### EXERCISE GOAL
Which lines below hold the word "true"? Copy all of them.
- - - - - - -
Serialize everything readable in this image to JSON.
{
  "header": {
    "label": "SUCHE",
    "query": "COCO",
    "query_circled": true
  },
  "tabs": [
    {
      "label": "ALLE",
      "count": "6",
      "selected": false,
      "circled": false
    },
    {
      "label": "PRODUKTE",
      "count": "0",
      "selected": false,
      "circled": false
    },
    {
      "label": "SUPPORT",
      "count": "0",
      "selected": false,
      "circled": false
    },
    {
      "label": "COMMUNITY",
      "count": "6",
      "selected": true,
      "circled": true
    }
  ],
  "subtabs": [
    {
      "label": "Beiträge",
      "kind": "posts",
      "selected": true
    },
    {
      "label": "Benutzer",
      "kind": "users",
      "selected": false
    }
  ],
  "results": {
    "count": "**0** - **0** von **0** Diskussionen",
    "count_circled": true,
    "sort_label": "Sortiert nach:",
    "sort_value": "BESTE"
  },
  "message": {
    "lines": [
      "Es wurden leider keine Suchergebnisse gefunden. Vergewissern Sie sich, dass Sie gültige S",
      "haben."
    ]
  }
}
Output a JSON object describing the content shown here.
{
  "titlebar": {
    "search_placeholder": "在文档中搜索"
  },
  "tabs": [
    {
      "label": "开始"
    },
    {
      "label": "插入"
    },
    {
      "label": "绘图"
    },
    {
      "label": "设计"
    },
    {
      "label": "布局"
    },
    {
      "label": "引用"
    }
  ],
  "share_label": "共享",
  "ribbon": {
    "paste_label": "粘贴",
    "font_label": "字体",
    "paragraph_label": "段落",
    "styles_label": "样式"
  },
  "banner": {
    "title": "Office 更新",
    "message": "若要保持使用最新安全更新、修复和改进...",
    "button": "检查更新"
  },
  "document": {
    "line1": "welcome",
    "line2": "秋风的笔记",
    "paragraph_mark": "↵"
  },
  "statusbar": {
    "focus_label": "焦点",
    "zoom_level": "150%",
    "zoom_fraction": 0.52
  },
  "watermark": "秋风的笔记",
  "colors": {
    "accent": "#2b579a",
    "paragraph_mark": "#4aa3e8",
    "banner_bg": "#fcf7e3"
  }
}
- - - - - - -
### SOLUTION TO THIS PROBLEM
    "query_circled": true
      "selected": true,
      "circled": true
      "selected": true
    "count_circled": true,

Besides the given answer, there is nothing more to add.